◆ Stored data:

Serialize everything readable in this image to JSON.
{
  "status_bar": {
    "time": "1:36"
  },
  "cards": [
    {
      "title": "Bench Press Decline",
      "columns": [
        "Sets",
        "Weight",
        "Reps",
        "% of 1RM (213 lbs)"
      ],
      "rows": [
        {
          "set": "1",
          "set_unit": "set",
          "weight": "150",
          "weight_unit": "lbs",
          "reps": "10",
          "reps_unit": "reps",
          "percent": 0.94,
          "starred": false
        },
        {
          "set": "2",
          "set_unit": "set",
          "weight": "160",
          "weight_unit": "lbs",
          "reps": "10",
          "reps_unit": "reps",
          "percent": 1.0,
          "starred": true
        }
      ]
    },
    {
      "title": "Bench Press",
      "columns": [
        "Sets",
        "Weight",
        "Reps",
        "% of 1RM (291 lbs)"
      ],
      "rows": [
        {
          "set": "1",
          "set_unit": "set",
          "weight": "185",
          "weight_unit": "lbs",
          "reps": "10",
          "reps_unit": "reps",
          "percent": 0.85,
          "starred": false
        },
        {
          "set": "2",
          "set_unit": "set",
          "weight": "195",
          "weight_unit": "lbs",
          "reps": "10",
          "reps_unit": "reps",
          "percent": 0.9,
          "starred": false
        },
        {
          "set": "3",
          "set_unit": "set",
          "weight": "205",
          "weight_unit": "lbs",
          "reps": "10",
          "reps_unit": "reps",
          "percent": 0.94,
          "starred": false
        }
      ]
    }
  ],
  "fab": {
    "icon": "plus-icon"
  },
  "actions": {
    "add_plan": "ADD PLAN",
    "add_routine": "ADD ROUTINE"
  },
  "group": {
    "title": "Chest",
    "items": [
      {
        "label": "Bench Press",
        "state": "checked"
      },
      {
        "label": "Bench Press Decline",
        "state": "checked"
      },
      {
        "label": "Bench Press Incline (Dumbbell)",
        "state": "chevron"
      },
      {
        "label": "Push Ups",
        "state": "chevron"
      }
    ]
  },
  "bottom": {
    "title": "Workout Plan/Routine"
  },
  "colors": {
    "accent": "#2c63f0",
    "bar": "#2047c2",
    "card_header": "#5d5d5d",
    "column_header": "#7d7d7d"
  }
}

◆ Written problem:
In the records above, how many lines hold the string "title"? Reply with only the number.

◆ Written response:
4